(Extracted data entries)
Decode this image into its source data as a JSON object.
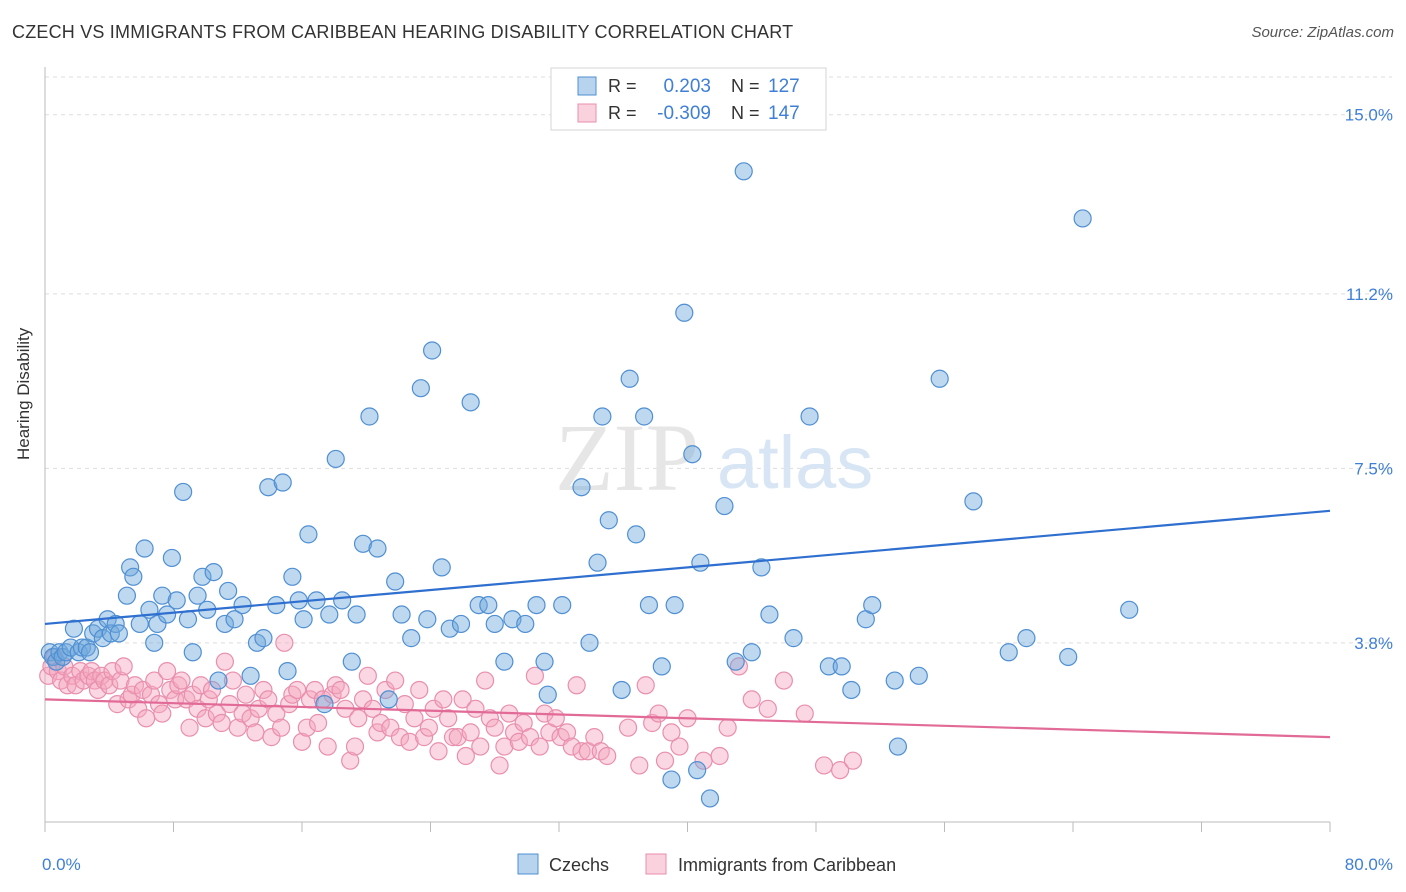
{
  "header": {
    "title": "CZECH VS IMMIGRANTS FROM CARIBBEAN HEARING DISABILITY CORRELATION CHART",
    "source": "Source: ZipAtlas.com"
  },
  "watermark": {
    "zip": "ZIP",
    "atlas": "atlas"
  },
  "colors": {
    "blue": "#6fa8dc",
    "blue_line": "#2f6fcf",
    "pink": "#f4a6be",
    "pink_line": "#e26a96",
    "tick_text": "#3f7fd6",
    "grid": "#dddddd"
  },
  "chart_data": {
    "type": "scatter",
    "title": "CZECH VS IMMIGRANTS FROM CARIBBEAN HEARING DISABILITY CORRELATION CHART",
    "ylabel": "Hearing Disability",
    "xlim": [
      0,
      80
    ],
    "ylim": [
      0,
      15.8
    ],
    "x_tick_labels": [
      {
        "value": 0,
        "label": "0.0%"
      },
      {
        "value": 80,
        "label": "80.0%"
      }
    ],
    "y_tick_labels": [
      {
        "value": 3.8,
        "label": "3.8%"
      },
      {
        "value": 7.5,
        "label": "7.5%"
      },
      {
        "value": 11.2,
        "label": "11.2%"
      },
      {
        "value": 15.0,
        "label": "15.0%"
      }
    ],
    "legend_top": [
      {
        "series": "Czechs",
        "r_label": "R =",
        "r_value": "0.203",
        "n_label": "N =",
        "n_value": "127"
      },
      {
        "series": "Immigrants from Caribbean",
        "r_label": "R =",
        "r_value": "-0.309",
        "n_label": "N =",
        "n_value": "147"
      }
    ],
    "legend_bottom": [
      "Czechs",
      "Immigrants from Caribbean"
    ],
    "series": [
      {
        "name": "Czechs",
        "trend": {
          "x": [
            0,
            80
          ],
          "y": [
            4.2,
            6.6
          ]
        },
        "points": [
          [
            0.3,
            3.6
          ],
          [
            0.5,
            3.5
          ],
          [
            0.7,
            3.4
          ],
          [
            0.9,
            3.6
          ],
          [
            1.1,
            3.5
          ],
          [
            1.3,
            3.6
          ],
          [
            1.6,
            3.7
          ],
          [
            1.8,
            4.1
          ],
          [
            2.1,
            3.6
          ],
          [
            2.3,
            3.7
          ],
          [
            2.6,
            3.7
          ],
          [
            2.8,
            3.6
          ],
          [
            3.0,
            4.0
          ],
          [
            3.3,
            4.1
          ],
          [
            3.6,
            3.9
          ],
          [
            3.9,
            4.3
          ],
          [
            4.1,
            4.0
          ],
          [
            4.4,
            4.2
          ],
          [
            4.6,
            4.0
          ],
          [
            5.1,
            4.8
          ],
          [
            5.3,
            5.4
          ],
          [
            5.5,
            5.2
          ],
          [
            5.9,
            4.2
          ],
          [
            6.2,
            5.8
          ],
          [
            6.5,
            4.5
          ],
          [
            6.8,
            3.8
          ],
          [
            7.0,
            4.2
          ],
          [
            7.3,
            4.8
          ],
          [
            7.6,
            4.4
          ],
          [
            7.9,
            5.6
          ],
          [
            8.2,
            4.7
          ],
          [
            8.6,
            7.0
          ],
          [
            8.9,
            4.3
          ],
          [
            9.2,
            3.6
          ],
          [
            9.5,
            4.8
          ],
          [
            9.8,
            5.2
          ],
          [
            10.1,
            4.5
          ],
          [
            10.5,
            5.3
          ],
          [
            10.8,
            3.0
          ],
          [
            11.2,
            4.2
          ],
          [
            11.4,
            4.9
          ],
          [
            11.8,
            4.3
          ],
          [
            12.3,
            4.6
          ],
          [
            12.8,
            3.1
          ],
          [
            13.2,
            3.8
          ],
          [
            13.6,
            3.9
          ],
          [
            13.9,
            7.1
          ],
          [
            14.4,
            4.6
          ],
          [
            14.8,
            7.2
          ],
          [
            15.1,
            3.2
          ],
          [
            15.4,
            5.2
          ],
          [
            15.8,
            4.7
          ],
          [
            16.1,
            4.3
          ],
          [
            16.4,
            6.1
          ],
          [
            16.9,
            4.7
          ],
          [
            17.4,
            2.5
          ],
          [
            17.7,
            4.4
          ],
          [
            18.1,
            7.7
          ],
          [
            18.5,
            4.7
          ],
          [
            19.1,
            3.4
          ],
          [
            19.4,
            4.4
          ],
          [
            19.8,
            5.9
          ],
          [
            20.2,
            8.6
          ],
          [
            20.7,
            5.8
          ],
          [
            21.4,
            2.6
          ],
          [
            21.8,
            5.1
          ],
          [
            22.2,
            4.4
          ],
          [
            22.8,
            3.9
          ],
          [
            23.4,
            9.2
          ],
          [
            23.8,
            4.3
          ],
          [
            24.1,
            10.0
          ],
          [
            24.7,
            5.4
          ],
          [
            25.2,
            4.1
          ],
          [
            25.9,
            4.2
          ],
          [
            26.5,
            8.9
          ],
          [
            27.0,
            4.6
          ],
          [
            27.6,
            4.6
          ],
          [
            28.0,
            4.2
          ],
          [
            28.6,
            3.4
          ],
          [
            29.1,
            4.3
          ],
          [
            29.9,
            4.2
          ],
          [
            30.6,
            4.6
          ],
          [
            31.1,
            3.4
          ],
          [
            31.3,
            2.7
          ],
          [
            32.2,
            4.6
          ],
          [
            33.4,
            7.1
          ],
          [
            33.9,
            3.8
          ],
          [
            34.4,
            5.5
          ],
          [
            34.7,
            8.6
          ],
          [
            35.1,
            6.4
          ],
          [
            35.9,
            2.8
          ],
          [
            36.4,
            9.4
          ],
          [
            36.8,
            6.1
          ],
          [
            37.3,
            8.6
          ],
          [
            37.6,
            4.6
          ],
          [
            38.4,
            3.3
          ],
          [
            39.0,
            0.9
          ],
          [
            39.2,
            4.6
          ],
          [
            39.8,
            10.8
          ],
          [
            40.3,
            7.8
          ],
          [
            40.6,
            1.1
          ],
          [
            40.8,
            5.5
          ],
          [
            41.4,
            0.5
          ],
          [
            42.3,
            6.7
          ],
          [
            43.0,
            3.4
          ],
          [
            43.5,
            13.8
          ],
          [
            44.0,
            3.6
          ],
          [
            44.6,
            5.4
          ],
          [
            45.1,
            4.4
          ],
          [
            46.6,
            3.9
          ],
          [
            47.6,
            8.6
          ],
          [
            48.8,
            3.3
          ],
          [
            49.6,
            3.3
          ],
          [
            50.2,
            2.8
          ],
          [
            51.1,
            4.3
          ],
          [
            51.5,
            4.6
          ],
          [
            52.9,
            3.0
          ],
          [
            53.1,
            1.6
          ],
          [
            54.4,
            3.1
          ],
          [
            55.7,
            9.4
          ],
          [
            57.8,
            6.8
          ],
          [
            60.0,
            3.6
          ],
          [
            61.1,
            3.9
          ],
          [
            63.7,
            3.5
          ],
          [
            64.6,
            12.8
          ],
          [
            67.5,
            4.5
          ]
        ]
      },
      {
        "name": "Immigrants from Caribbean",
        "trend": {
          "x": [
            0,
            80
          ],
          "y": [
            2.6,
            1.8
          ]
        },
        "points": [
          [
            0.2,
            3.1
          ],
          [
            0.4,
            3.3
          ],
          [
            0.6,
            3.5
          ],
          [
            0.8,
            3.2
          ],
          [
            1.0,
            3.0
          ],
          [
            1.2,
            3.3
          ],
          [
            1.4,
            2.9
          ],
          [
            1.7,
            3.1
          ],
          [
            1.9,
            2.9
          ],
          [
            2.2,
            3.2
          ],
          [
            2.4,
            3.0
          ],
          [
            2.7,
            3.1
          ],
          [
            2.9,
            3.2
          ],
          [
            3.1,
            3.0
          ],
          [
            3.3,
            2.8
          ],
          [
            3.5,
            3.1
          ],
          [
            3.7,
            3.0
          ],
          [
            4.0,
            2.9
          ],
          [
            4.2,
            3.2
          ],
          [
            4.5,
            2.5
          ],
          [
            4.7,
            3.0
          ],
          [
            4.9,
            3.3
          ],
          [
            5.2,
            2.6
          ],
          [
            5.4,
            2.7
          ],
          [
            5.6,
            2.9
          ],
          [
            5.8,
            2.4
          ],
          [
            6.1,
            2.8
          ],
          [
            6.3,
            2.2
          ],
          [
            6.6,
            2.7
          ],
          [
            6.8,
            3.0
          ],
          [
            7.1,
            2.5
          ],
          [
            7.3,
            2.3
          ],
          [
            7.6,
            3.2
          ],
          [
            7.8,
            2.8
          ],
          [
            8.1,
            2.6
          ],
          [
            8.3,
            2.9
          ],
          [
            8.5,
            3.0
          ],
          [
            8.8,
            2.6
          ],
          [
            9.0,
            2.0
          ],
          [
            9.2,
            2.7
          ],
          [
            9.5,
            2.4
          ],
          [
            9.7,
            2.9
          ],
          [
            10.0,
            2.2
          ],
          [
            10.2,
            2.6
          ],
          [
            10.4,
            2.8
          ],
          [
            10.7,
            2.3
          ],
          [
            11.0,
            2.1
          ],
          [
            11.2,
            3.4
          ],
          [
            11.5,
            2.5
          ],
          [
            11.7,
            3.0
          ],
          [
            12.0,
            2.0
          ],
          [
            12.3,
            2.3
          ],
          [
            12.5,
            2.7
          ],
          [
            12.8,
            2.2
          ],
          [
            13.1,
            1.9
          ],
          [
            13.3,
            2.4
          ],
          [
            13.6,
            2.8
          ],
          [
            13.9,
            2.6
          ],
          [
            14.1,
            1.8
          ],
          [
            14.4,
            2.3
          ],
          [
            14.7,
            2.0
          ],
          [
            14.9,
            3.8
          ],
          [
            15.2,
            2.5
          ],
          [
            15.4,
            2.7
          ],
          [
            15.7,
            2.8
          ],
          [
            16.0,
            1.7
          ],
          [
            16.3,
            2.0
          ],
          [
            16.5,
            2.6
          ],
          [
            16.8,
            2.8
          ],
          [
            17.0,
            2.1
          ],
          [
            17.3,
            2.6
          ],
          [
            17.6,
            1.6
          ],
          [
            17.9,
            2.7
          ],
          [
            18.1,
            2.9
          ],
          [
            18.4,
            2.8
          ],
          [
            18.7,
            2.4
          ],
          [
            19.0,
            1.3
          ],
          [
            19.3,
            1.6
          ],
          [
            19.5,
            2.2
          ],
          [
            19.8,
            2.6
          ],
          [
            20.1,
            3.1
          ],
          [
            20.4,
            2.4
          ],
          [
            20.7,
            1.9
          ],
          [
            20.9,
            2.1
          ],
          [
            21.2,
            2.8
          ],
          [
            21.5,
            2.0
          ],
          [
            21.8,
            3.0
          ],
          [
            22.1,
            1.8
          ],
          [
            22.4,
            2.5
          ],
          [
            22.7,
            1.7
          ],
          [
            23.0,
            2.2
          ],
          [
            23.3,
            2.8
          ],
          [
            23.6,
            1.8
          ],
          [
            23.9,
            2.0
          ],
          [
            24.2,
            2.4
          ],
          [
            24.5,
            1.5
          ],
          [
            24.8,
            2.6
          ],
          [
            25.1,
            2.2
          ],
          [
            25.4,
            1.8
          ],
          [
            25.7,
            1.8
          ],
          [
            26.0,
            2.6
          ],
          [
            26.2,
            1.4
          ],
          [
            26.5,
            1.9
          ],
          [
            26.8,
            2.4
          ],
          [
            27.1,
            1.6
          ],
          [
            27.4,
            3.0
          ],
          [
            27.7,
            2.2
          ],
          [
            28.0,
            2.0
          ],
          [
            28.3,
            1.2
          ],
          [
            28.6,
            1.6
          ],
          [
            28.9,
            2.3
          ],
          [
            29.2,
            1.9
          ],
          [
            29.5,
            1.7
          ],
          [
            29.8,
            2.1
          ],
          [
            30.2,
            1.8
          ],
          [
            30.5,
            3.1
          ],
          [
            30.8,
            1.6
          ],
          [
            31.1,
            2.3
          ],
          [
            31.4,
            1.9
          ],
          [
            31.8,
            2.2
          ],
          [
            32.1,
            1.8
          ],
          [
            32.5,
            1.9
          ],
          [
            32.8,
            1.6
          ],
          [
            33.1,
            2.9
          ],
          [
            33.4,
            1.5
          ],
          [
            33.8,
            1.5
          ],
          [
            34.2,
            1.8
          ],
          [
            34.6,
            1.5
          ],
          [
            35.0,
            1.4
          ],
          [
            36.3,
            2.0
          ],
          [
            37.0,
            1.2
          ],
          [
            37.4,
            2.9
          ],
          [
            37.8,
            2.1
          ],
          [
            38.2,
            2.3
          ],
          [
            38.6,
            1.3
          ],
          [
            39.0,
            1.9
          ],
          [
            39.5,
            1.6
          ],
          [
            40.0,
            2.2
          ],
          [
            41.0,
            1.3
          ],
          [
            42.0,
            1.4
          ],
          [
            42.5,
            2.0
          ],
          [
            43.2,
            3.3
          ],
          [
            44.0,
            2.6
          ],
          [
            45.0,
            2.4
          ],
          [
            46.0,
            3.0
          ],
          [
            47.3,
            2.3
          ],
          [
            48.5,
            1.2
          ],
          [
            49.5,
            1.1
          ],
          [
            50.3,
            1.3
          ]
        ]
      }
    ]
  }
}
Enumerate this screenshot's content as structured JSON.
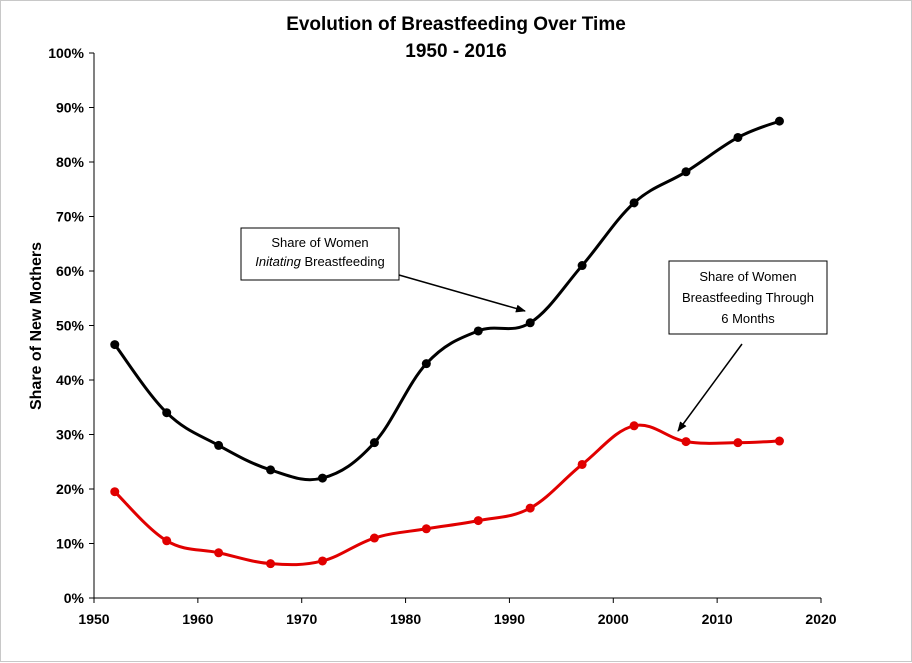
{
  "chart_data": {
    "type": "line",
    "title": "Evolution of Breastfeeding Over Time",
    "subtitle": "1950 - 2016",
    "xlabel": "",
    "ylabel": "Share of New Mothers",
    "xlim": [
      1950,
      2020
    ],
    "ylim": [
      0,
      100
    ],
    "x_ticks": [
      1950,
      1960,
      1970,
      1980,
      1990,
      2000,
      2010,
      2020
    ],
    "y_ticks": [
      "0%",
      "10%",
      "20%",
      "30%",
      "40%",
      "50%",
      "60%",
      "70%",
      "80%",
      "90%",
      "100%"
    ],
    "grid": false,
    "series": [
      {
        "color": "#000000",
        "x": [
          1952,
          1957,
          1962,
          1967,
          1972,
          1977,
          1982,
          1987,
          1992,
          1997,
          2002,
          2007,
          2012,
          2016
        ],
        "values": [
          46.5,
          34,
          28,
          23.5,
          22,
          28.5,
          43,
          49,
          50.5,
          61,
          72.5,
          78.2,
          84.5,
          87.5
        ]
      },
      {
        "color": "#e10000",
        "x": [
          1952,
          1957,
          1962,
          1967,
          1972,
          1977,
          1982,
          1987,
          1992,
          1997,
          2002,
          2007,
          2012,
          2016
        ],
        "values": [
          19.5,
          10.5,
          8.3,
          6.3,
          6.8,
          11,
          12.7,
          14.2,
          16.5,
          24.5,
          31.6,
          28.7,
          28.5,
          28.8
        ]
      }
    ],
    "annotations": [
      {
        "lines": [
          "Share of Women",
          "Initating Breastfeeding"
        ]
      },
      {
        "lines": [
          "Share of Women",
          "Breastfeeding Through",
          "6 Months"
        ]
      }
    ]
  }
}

*Objective*: Set down the line containing "Enumerate this screenshot's", then every later line through the end of the material, exactly as written; omit any picture.

*Answer to the exercise*:
Enumerate this screenshot's content as structured JSON.
{
  "chart_data": {
    "type": "line",
    "title": "Evolution of Breastfeeding Over Time",
    "subtitle": "1950 - 2016",
    "xlabel": "",
    "ylabel": "Share of New Mothers",
    "xlim": [
      1950,
      2020
    ],
    "ylim": [
      0,
      100
    ],
    "x_ticks": [
      1950,
      1960,
      1970,
      1980,
      1990,
      2000,
      2010,
      2020
    ],
    "y_ticks": [
      "0%",
      "10%",
      "20%",
      "30%",
      "40%",
      "50%",
      "60%",
      "70%",
      "80%",
      "90%",
      "100%"
    ],
    "grid": false,
    "series": [
      {
        "color": "#000000",
        "x": [
          1952,
          1957,
          1962,
          1967,
          1972,
          1977,
          1982,
          1987,
          1992,
          1997,
          2002,
          2007,
          2012,
          2016
        ],
        "values": [
          46.5,
          34,
          28,
          23.5,
          22,
          28.5,
          43,
          49,
          50.5,
          61,
          72.5,
          78.2,
          84.5,
          87.5
        ]
      },
      {
        "color": "#e10000",
        "x": [
          1952,
          1957,
          1962,
          1967,
          1972,
          1977,
          1982,
          1987,
          1992,
          1997,
          2002,
          2007,
          2012,
          2016
        ],
        "values": [
          19.5,
          10.5,
          8.3,
          6.3,
          6.8,
          11,
          12.7,
          14.2,
          16.5,
          24.5,
          31.6,
          28.7,
          28.5,
          28.8
        ]
      }
    ],
    "annotations": [
      {
        "lines": [
          "Share of Women",
          "Initating Breastfeeding"
        ]
      },
      {
        "lines": [
          "Share of Women",
          "Breastfeeding Through",
          "6 Months"
        ]
      }
    ]
  }
}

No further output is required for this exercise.